> [Exercise objective]:
Write out the records that appear below, verbatim and complete, but without pictures.

> [Dataset]:
....

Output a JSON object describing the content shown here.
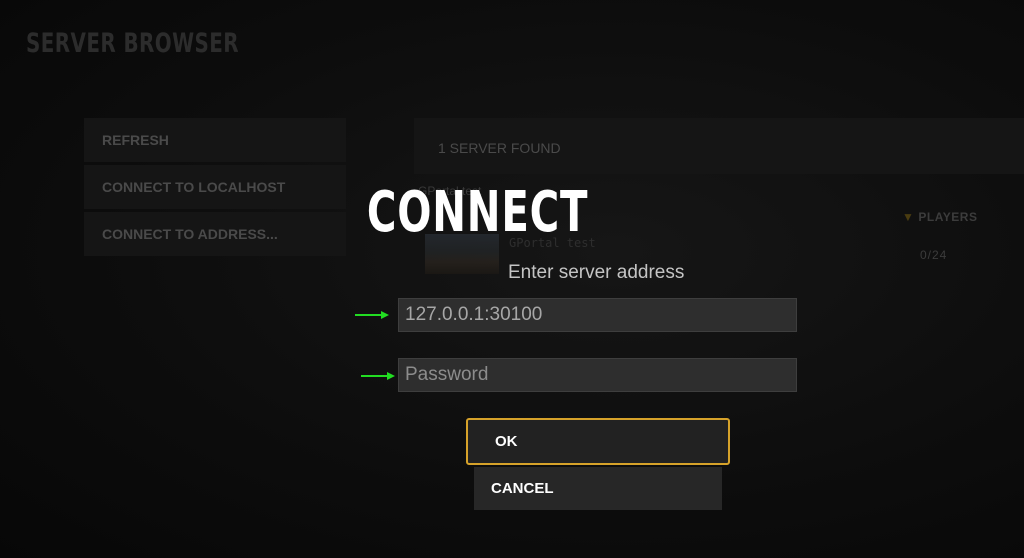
{
  "page": {
    "title": "SERVER BROWSER"
  },
  "sidebar": {
    "items": [
      {
        "label": "REFRESH"
      },
      {
        "label": "CONNECT TO LOCALHOST"
      },
      {
        "label": "CONNECT TO ADDRESS..."
      }
    ]
  },
  "server_list": {
    "header": "1 SERVER FOUND",
    "filter_text": "GPortal test",
    "players_column": "PLAYERS",
    "rows": [
      {
        "title": "GPortal test",
        "players": "0/24"
      }
    ]
  },
  "dialog": {
    "title": "CONNECT",
    "subtitle": "Enter server address",
    "address_value": "127.0.0.1:30100",
    "password_placeholder": "Password",
    "ok_label": "OK",
    "cancel_label": "CANCEL"
  },
  "colors": {
    "accent_border": "#d6a22a",
    "annotation_arrow": "#22dd22"
  }
}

....

> [Completed task]:
Output a JSON object describing the content shown here.
{
  "page": {
    "title": "SERVER BROWSER"
  },
  "sidebar": {
    "items": [
      {
        "label": "REFRESH"
      },
      {
        "label": "CONNECT TO LOCALHOST"
      },
      {
        "label": "CONNECT TO ADDRESS..."
      }
    ]
  },
  "server_list": {
    "header": "1 SERVER FOUND",
    "filter_text": "GPortal test",
    "players_column": "PLAYERS",
    "rows": [
      {
        "title": "GPortal test",
        "players": "0/24"
      }
    ]
  },
  "dialog": {
    "title": "CONNECT",
    "subtitle": "Enter server address",
    "address_value": "127.0.0.1:30100",
    "password_placeholder": "Password",
    "ok_label": "OK",
    "cancel_label": "CANCEL"
  },
  "colors": {
    "accent_border": "#d6a22a",
    "annotation_arrow": "#22dd22"
  }
}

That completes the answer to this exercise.